Given records:
#####

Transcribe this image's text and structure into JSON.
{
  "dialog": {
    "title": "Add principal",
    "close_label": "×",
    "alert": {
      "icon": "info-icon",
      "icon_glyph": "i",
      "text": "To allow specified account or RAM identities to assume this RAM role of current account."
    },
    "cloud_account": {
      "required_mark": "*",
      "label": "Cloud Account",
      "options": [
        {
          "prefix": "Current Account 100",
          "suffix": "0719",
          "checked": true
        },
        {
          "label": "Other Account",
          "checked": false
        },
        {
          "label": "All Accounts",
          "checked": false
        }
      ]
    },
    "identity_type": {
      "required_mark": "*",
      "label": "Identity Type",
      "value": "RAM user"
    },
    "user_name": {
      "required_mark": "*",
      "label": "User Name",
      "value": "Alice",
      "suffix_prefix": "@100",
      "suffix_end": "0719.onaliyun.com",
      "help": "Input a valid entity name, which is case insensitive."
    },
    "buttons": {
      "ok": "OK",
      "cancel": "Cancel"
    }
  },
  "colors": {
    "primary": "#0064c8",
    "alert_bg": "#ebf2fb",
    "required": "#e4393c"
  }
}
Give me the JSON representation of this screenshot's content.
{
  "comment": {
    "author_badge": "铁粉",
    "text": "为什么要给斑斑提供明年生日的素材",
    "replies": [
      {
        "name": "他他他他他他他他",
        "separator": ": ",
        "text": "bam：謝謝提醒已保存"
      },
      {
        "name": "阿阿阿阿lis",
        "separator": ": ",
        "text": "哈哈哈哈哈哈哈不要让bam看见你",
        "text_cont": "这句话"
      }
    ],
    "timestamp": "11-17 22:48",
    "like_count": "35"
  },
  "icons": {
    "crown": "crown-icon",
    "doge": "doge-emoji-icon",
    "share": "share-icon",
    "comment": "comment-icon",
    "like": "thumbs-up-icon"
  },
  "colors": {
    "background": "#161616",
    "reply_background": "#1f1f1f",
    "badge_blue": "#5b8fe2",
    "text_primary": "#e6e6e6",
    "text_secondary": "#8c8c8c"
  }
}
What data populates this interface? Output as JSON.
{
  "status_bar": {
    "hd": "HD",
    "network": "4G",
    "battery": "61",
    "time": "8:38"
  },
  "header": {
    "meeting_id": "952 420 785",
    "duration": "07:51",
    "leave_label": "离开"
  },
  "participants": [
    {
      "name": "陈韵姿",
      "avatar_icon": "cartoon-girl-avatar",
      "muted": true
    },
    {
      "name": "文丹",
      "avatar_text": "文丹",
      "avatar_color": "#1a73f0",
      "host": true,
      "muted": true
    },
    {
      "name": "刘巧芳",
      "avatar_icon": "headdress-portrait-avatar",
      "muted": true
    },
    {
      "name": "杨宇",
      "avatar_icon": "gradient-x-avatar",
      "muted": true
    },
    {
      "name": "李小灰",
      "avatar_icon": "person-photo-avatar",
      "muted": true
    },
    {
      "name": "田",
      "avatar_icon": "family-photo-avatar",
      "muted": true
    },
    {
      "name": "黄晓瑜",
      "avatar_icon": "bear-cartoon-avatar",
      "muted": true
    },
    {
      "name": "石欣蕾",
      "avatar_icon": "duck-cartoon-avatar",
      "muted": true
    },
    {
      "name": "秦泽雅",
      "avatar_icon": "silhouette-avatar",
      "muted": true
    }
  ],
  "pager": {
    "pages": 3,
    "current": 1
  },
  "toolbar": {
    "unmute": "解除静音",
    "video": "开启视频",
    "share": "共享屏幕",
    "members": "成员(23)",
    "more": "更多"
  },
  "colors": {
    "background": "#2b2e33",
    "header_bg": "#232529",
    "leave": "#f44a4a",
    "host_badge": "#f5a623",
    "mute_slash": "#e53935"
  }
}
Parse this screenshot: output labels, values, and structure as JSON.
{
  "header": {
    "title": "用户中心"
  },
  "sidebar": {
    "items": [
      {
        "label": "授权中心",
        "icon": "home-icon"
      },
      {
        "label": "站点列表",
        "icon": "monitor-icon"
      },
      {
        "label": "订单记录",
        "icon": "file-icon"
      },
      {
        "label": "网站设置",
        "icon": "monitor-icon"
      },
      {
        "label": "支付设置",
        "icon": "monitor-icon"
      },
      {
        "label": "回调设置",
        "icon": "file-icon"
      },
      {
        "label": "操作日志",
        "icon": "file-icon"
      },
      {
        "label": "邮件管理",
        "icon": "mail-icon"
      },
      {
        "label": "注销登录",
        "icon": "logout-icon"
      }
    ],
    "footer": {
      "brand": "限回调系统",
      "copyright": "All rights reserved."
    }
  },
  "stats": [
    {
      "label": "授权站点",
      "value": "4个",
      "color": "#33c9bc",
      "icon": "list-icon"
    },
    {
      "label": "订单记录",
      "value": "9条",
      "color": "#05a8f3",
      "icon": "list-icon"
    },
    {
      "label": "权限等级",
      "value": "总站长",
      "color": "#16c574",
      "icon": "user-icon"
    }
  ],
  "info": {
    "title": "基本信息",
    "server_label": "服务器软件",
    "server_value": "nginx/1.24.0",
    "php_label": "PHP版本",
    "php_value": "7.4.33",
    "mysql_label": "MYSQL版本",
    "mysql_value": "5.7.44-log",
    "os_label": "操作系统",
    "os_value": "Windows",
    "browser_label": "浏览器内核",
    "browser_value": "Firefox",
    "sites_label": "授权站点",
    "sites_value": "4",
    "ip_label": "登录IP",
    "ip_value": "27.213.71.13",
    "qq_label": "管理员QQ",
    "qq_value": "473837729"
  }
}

#####

Problem description:
Every line of the records above needs to be given again exactly.

Exercise response:
Transcribe this image's text and structure into JSON.
{
  "dialog": {
    "title": "Add principal",
    "close_label": "×",
    "alert": {
      "icon": "info-icon",
      "icon_glyph": "i",
      "text": "To allow specified account or RAM identities to assume this RAM role of current account."
    },
    "cloud_account": {
      "required_mark": "*",
      "label": "Cloud Account",
      "options": [
        {
          "prefix": "Current Account 100",
          "suffix": "0719",
          "checked": true
        },
        {
          "label": "Other Account",
          "checked": false
        },
        {
          "label": "All Accounts",
          "checked": false
        }
      ]
    },
    "identity_type": {
      "required_mark": "*",
      "label": "Identity Type",
      "value": "RAM user"
    },
    "user_name": {
      "required_mark": "*",
      "label": "User Name",
      "value": "Alice",
      "suffix_prefix": "@100",
      "suffix_end": "0719.onaliyun.com",
      "help": "Input a valid entity name, which is case insensitive."
    },
    "buttons": {
      "ok": "OK",
      "cancel": "Cancel"
    }
  },
  "colors": {
    "primary": "#0064c8",
    "alert_bg": "#ebf2fb",
    "required": "#e4393c"
  }
}
Give me the JSON representation of this screenshot's content.
{
  "comment": {
    "author_badge": "铁粉",
    "text": "为什么要给斑斑提供明年生日的素材",
    "replies": [
      {
        "name": "他他他他他他他他",
        "separator": ": ",
        "text": "bam：謝謝提醒已保存"
      },
      {
        "name": "阿阿阿阿lis",
        "separator": ": ",
        "text": "哈哈哈哈哈哈哈不要让bam看见你",
        "text_cont": "这句话"
      }
    ],
    "timestamp": "11-17 22:48",
    "like_count": "35"
  },
  "icons": {
    "crown": "crown-icon",
    "doge": "doge-emoji-icon",
    "share": "share-icon",
    "comment": "comment-icon",
    "like": "thumbs-up-icon"
  },
  "colors": {
    "background": "#161616",
    "reply_background": "#1f1f1f",
    "badge_blue": "#5b8fe2",
    "text_primary": "#e6e6e6",
    "text_secondary": "#8c8c8c"
  }
}
What data populates this interface? Output as JSON.
{
  "status_bar": {
    "hd": "HD",
    "network": "4G",
    "battery": "61",
    "time": "8:38"
  },
  "header": {
    "meeting_id": "952 420 785",
    "duration": "07:51",
    "leave_label": "离开"
  },
  "participants": [
    {
      "name": "陈韵姿",
      "avatar_icon": "cartoon-girl-avatar",
      "muted": true
    },
    {
      "name": "文丹",
      "avatar_text": "文丹",
      "avatar_color": "#1a73f0",
      "host": true,
      "muted": true
    },
    {
      "name": "刘巧芳",
      "avatar_icon": "headdress-portrait-avatar",
      "muted": true
    },
    {
      "name": "杨宇",
      "avatar_icon": "gradient-x-avatar",
      "muted": true
    },
    {
      "name": "李小灰",
      "avatar_icon": "person-photo-avatar",
      "muted": true
    },
    {
      "name": "田",
      "avatar_icon": "family-photo-avatar",
      "muted": true
    },
    {
      "name": "黄晓瑜",
      "avatar_icon": "bear-cartoon-avatar",
      "muted": true
    },
    {
      "name": "石欣蕾",
      "avatar_icon": "duck-cartoon-avatar",
      "muted": true
    },
    {
      "name": "秦泽雅",
      "avatar_icon": "silhouette-avatar",
      "muted": true
    }
  ],
  "pager": {
    "pages": 3,
    "current": 1
  },
  "toolbar": {
    "unmute": "解除静音",
    "video": "开启视频",
    "share": "共享屏幕",
    "members": "成员(23)",
    "more": "更多"
  },
  "colors": {
    "background": "#2b2e33",
    "header_bg": "#232529",
    "leave": "#f44a4a",
    "host_badge": "#f5a623",
    "mute_slash": "#e53935"
  }
}
Parse this screenshot: output labels, values, and structure as JSON.
{
  "header": {
    "title": "用户中心"
  },
  "sidebar": {
    "items": [
      {
        "label": "授权中心",
        "icon": "home-icon"
      },
      {
        "label": "站点列表",
        "icon": "monitor-icon"
      },
      {
        "label": "订单记录",
        "icon": "file-icon"
      },
      {
        "label": "网站设置",
        "icon": "monitor-icon"
      },
      {
        "label": "支付设置",
        "icon": "monitor-icon"
      },
      {
        "label": "回调设置",
        "icon": "file-icon"
      },
      {
        "label": "操作日志",
        "icon": "file-icon"
      },
      {
        "label": "邮件管理",
        "icon": "mail-icon"
      },
      {
        "label": "注销登录",
        "icon": "logout-icon"
      }
    ],
    "footer": {
      "brand": "限回调系统",
      "copyright": "All rights reserved."
    }
  },
  "stats": [
    {
      "label": "授权站点",
      "value": "4个",
      "color": "#33c9bc",
      "icon": "list-icon"
    },
    {
      "label": "订单记录",
      "value": "9条",
      "color": "#05a8f3",
      "icon": "list-icon"
    },
    {
      "label": "权限等级",
      "value": "总站长",
      "color": "#16c574",
      "icon": "user-icon"
    }
  ],
  "info": {
    "title": "基本信息",
    "server_label": "服务器软件",
    "server_value": "nginx/1.24.0",
    "php_label": "PHP版本",
    "php_value": "7.4.33",
    "mysql_label": "MYSQL版本",
    "mysql_value": "5.7.44-log",
    "os_label": "操作系统",
    "os_value": "Windows",
    "browser_label": "浏览器内核",
    "browser_value": "Firefox",
    "sites_label": "授权站点",
    "sites_value": "4",
    "ip_label": "登录IP",
    "ip_value": "27.213.71.13",
    "qq_label": "管理员QQ",
    "qq_value": "473837729"
  }
}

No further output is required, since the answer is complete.